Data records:
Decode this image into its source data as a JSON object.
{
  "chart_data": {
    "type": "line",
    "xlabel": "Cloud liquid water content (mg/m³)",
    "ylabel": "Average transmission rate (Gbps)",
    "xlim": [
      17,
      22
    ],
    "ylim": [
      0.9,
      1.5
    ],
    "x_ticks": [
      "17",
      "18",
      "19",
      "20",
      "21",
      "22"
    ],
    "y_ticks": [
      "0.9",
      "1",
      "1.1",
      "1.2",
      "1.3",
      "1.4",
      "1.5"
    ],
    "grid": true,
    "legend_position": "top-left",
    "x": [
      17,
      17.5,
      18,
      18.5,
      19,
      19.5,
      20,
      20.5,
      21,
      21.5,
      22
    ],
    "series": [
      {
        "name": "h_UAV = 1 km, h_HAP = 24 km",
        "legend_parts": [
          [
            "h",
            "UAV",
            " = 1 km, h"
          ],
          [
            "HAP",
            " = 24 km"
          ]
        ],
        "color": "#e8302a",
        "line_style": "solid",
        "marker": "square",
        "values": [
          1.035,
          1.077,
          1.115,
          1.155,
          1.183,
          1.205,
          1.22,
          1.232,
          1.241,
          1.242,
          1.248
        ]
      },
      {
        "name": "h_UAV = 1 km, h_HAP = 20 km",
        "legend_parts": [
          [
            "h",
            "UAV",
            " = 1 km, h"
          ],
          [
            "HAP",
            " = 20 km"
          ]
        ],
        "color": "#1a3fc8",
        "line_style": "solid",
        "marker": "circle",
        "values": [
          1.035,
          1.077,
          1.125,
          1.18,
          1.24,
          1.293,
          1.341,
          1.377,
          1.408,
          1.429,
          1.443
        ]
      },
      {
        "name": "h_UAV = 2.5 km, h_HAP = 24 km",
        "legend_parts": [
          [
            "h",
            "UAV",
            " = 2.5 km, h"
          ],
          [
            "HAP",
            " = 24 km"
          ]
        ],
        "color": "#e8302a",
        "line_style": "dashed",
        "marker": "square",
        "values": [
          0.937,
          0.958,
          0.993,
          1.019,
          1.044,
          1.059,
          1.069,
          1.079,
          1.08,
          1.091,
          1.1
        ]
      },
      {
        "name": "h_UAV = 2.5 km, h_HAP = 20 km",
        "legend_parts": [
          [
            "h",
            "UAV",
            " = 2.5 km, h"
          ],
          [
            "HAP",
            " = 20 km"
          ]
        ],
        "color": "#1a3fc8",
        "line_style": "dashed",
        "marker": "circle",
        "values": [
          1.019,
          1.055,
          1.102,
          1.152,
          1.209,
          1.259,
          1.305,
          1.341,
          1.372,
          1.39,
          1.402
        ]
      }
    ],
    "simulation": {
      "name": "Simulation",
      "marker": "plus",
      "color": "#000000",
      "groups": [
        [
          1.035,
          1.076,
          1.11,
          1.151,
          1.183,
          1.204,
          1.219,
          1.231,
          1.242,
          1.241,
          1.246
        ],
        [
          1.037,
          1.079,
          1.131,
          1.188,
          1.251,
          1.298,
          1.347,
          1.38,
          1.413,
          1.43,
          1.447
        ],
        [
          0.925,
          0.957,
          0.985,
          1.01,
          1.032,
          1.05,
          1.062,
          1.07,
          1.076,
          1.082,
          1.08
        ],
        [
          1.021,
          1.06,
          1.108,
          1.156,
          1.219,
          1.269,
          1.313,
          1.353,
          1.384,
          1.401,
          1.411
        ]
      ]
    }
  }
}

• Description of the task:
Only the number is wanted: how many lines in the entries above contain the string "name"?

• Answer for this exercise:
5